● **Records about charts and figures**

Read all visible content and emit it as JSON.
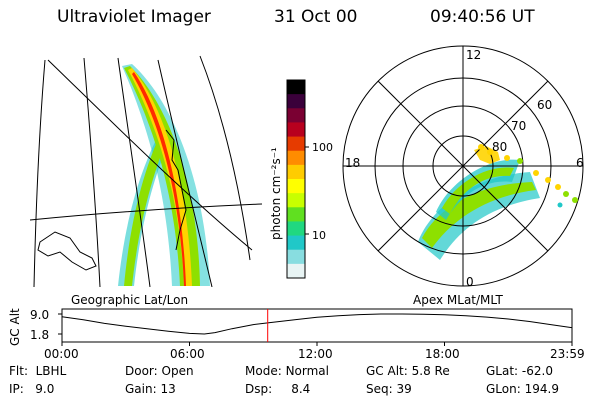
{
  "header": {
    "instrument": "Ultraviolet Imager",
    "date": "31 Oct 00",
    "time": "09:40:56 UT"
  },
  "colorbar": {
    "label": "photon cm⁻²s⁻¹",
    "ticks": [
      "100",
      "10"
    ],
    "colors": [
      "#000000",
      "#3a003a",
      "#7a0032",
      "#b8001e",
      "#e63b00",
      "#ff8c00",
      "#ffcc00",
      "#ffff00",
      "#c8ff00",
      "#60e020",
      "#20d880",
      "#20c8c8",
      "#88dde0",
      "#e8f4f4"
    ]
  },
  "left_panel": {
    "caption": "Geographic Lat/Lon",
    "aurora_colors": {
      "core": "#ff2a00",
      "band": "#ffd400",
      "halo": "#8ee000",
      "outer": "#20c8c8"
    }
  },
  "right_panel": {
    "caption": "Apex MLat/MLT",
    "mlt_labels": {
      "top": "12",
      "left": "18",
      "right": "6",
      "bottom": "0"
    },
    "lat_labels": [
      "60",
      "70",
      "80"
    ]
  },
  "altitude_plot": {
    "ylabel": "GC Alt",
    "yticks": [
      "9.0",
      "1.8"
    ],
    "xticks": [
      "00:00",
      "06:00",
      "12:00",
      "18:00",
      "23:59"
    ],
    "current_time_marker_color": "#ff0000",
    "curve": [
      {
        "t": 0.0,
        "alt": 8.0
      },
      {
        "t": 1.0,
        "alt": 6.9
      },
      {
        "t": 2.0,
        "alt": 5.6
      },
      {
        "t": 3.0,
        "alt": 4.6
      },
      {
        "t": 4.0,
        "alt": 3.7
      },
      {
        "t": 5.0,
        "alt": 2.8
      },
      {
        "t": 6.0,
        "alt": 2.0
      },
      {
        "t": 6.7,
        "alt": 1.8
      },
      {
        "t": 7.2,
        "alt": 2.3
      },
      {
        "t": 8.0,
        "alt": 3.7
      },
      {
        "t": 9.0,
        "alt": 5.2
      },
      {
        "t": 9.68,
        "alt": 5.8
      },
      {
        "t": 11.0,
        "alt": 7.0
      },
      {
        "t": 12.0,
        "alt": 7.8
      },
      {
        "t": 13.0,
        "alt": 8.4
      },
      {
        "t": 14.0,
        "alt": 8.8
      },
      {
        "t": 15.0,
        "alt": 9.0
      },
      {
        "t": 16.0,
        "alt": 9.0
      },
      {
        "t": 17.0,
        "alt": 8.9
      },
      {
        "t": 18.0,
        "alt": 8.7
      },
      {
        "t": 19.0,
        "alt": 8.4
      },
      {
        "t": 20.0,
        "alt": 7.9
      },
      {
        "t": 21.0,
        "alt": 7.2
      },
      {
        "t": 22.0,
        "alt": 6.3
      },
      {
        "t": 23.0,
        "alt": 5.2
      },
      {
        "t": 23.98,
        "alt": 4.1
      }
    ],
    "marker_time": 9.68
  },
  "info": {
    "flt": {
      "label": "Flt:",
      "value": "LBHL"
    },
    "ip": {
      "label": "IP:",
      "value": "9.0"
    },
    "door": {
      "label": "Door:",
      "value": "Open"
    },
    "gain": {
      "label": "Gain:",
      "value": "13"
    },
    "mode": {
      "label": "Mode:",
      "value": "Normal"
    },
    "dsp": {
      "label": "Dsp:",
      "value": "8.4"
    },
    "gcalt": {
      "label": "GC Alt:",
      "value": "5.8 Re"
    },
    "seq": {
      "label": "Seq:",
      "value": "39"
    },
    "glat": {
      "label": "GLat:",
      "value": "-62.0"
    },
    "glon": {
      "label": "GLon:",
      "value": "194.9"
    }
  }
}
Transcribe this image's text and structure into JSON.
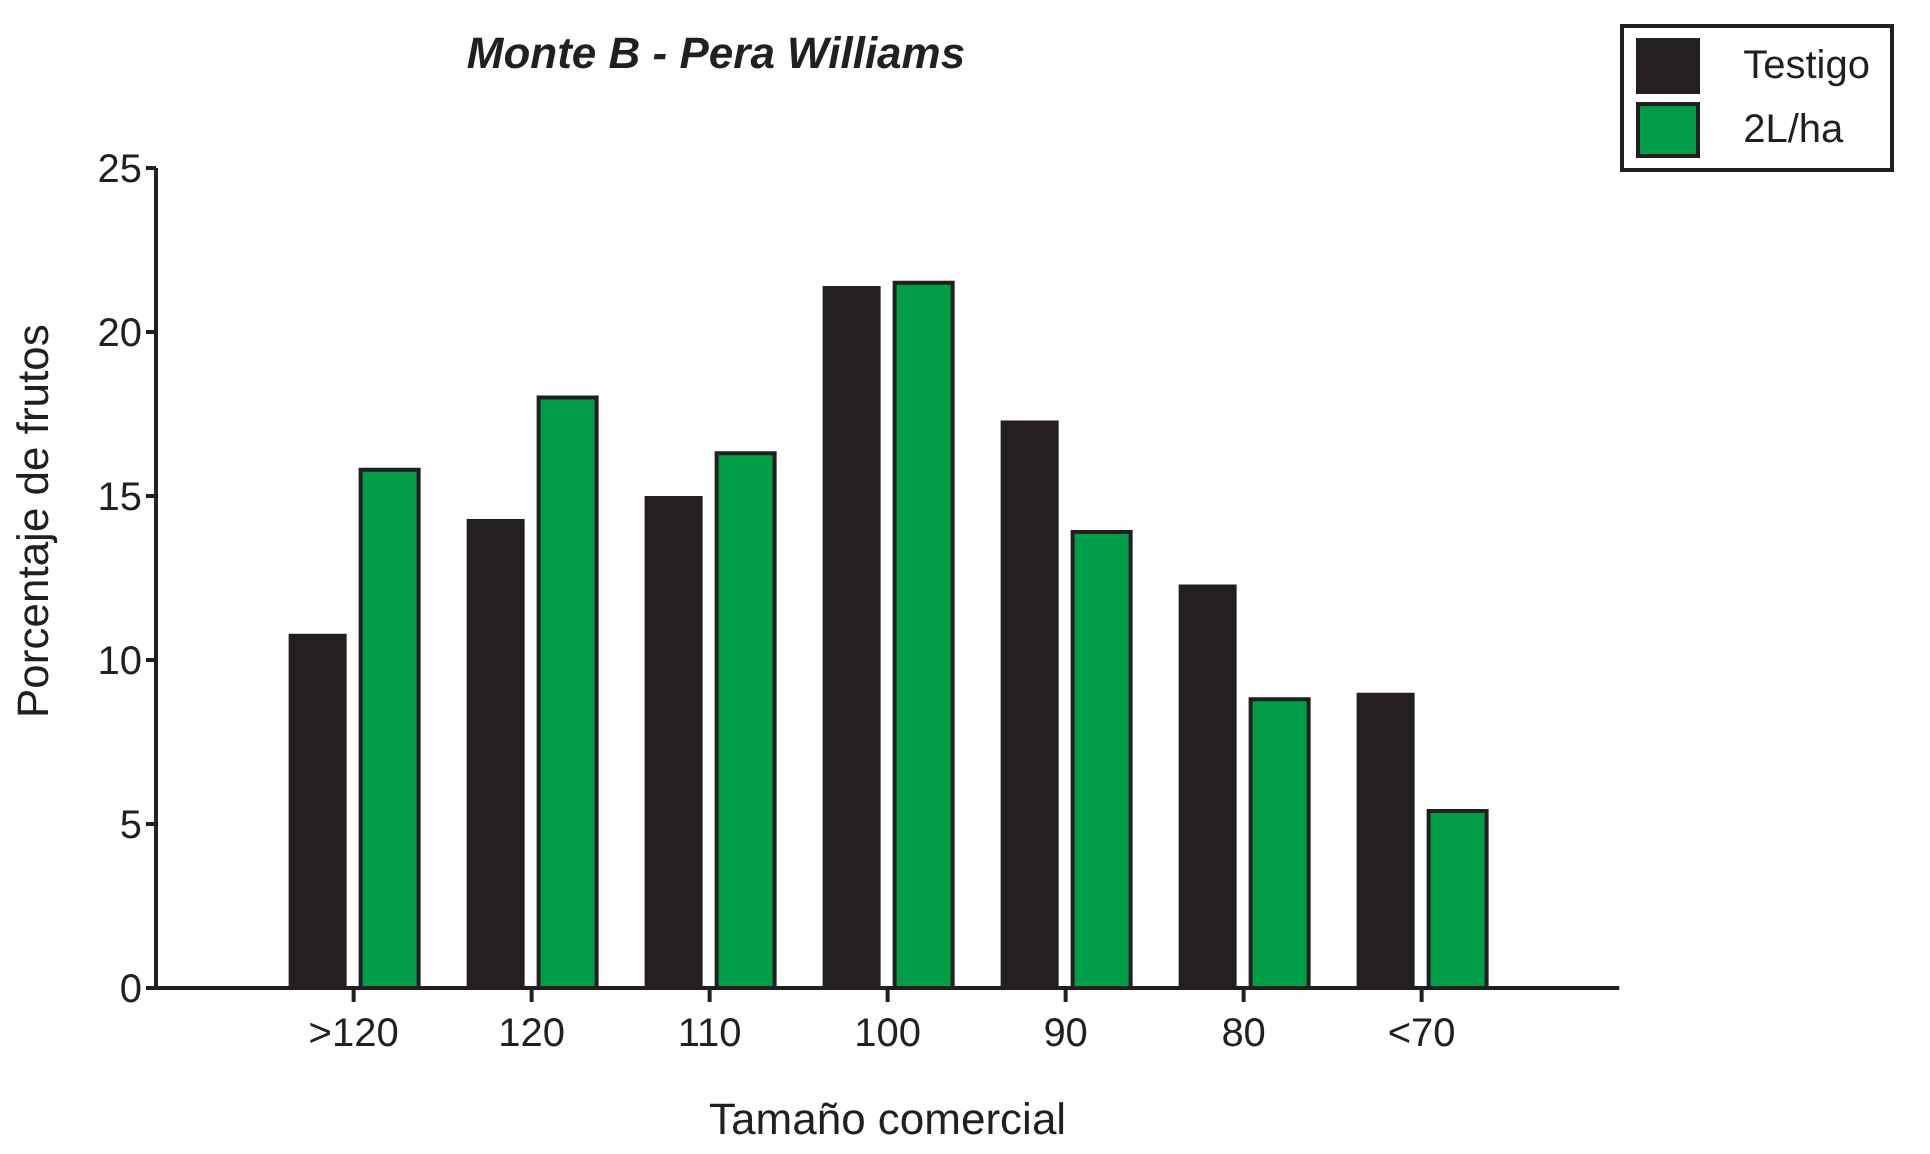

● **Exercise prompt**
Write out the records above exactly as they appear, leaving out any pictures.

● **Result**
Read all visible content and emit it as JSON.
{
  "header": {
    "instrument": "Ultraviolet Imager",
    "date": "31 Oct 00",
    "time": "09:40:56 UT"
  },
  "colorbar": {
    "label": "photon cm⁻²s⁻¹",
    "ticks": [
      "100",
      "10"
    ],
    "colors": [
      "#000000",
      "#3a003a",
      "#7a0032",
      "#b8001e",
      "#e63b00",
      "#ff8c00",
      "#ffcc00",
      "#ffff00",
      "#c8ff00",
      "#60e020",
      "#20d880",
      "#20c8c8",
      "#88dde0",
      "#e8f4f4"
    ]
  },
  "left_panel": {
    "caption": "Geographic Lat/Lon",
    "aurora_colors": {
      "core": "#ff2a00",
      "band": "#ffd400",
      "halo": "#8ee000",
      "outer": "#20c8c8"
    }
  },
  "right_panel": {
    "caption": "Apex MLat/MLT",
    "mlt_labels": {
      "top": "12",
      "left": "18",
      "right": "6",
      "bottom": "0"
    },
    "lat_labels": [
      "60",
      "70",
      "80"
    ]
  },
  "altitude_plot": {
    "ylabel": "GC Alt",
    "yticks": [
      "9.0",
      "1.8"
    ],
    "xticks": [
      "00:00",
      "06:00",
      "12:00",
      "18:00",
      "23:59"
    ],
    "current_time_marker_color": "#ff0000",
    "curve": [
      {
        "t": 0.0,
        "alt": 8.0
      },
      {
        "t": 1.0,
        "alt": 6.9
      },
      {
        "t": 2.0,
        "alt": 5.6
      },
      {
        "t": 3.0,
        "alt": 4.6
      },
      {
        "t": 4.0,
        "alt": 3.7
      },
      {
        "t": 5.0,
        "alt": 2.8
      },
      {
        "t": 6.0,
        "alt": 2.0
      },
      {
        "t": 6.7,
        "alt": 1.8
      },
      {
        "t": 7.2,
        "alt": 2.3
      },
      {
        "t": 8.0,
        "alt": 3.7
      },
      {
        "t": 9.0,
        "alt": 5.2
      },
      {
        "t": 9.68,
        "alt": 5.8
      },
      {
        "t": 11.0,
        "alt": 7.0
      },
      {
        "t": 12.0,
        "alt": 7.8
      },
      {
        "t": 13.0,
        "alt": 8.4
      },
      {
        "t": 14.0,
        "alt": 8.8
      },
      {
        "t": 15.0,
        "alt": 9.0
      },
      {
        "t": 16.0,
        "alt": 9.0
      },
      {
        "t": 17.0,
        "alt": 8.9
      },
      {
        "t": 18.0,
        "alt": 8.7
      },
      {
        "t": 19.0,
        "alt": 8.4
      },
      {
        "t": 20.0,
        "alt": 7.9
      },
      {
        "t": 21.0,
        "alt": 7.2
      },
      {
        "t": 22.0,
        "alt": 6.3
      },
      {
        "t": 23.0,
        "alt": 5.2
      },
      {
        "t": 23.98,
        "alt": 4.1
      }
    ],
    "marker_time": 9.68
  },
  "info": {
    "flt": {
      "label": "Flt:",
      "value": "LBHL"
    },
    "ip": {
      "label": "IP:",
      "value": "9.0"
    },
    "door": {
      "label": "Door:",
      "value": "Open"
    },
    "gain": {
      "label": "Gain:",
      "value": "13"
    },
    "mode": {
      "label": "Mode:",
      "value": "Normal"
    },
    "dsp": {
      "label": "Dsp:",
      "value": "8.4"
    },
    "gcalt": {
      "label": "GC Alt:",
      "value": "5.8 Re"
    },
    "seq": {
      "label": "Seq:",
      "value": "39"
    },
    "glat": {
      "label": "GLat:",
      "value": "-62.0"
    },
    "glon": {
      "label": "GLon:",
      "value": "194.9"
    }
  }
}
Transcribe this image's text and structure into JSON.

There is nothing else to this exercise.